- Problem to solve:
Show every line in the entries below where the word "体型相近的两人相比" appears.

- Material to process:

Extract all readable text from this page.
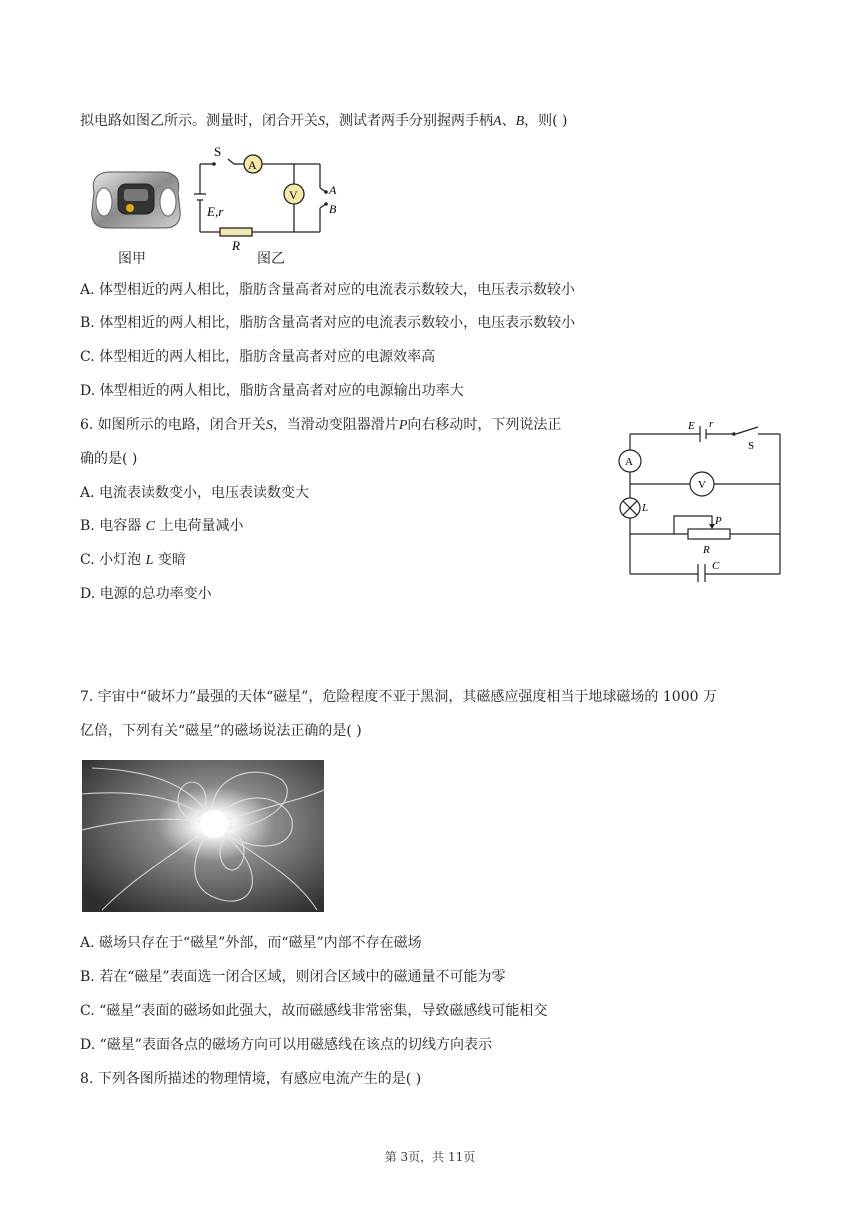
拟电路如图乙所示。测量时，闭合开关S，测试者两手分别握两手柄A、B，则( )
图甲
S
A
V	A
B
E,r
R
图乙
A. 体型相近的两人相比，脂肪含量高者对应的电流表示数较大，电压表示数较小
B. 体型相近的两人相比，脂肪含量高者对应的电流表示数较小，电压表示数较小
C. 体型相近的两人相比，脂肪含量高者对应的电源效率高
D. 体型相近的两人相比，脂肪含量高者对应的电源输出功率大
6. 如图所示的电路，闭合开关S，当滑动变阻器滑片P向右移动时，下列说法正
确的是( )
A. 电流表读数变小，电压表读数变大
B. 电容器 C 上电荷量减小
C. 小灯泡 L 变暗
D. 电源的总功率变小
E r
S
A
V
L
P
R
C
7. 宇宙中“破坏力”最强的天体“磁星”，危险程度不亚于黑洞，其磁感应强度相当于地球磁场的 1000 万
亿倍，下列有关“磁星”的磁场说法正确的是( )
A. 磁场只存在于“磁星”外部，而“磁星”内部不存在磁场
B. 若在“磁星”表面选一闭合区域，则闭合区域中的磁通量不可能为零
C. “磁星”表面的磁场如此强大，故而磁感线非常密集，导致磁感线可能相交
D. “磁星”表面各点的磁场方向可以用磁感线在该点的切线方向表示
8. 下列各图所描述的物理情境，有感应电流产生的是( )
第 3页，共 11页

- Exercise response:
A. 体型相近的两人相比，脂肪含量高者对应的电流表示数较大，电压表示数较小
B. 体型相近的两人相比，脂肪含量高者对应的电流表示数较小，电压表示数较小
C. 体型相近的两人相比，脂肪含量高者对应的电源效率高
D. 体型相近的两人相比，脂肪含量高者对应的电源输出功率大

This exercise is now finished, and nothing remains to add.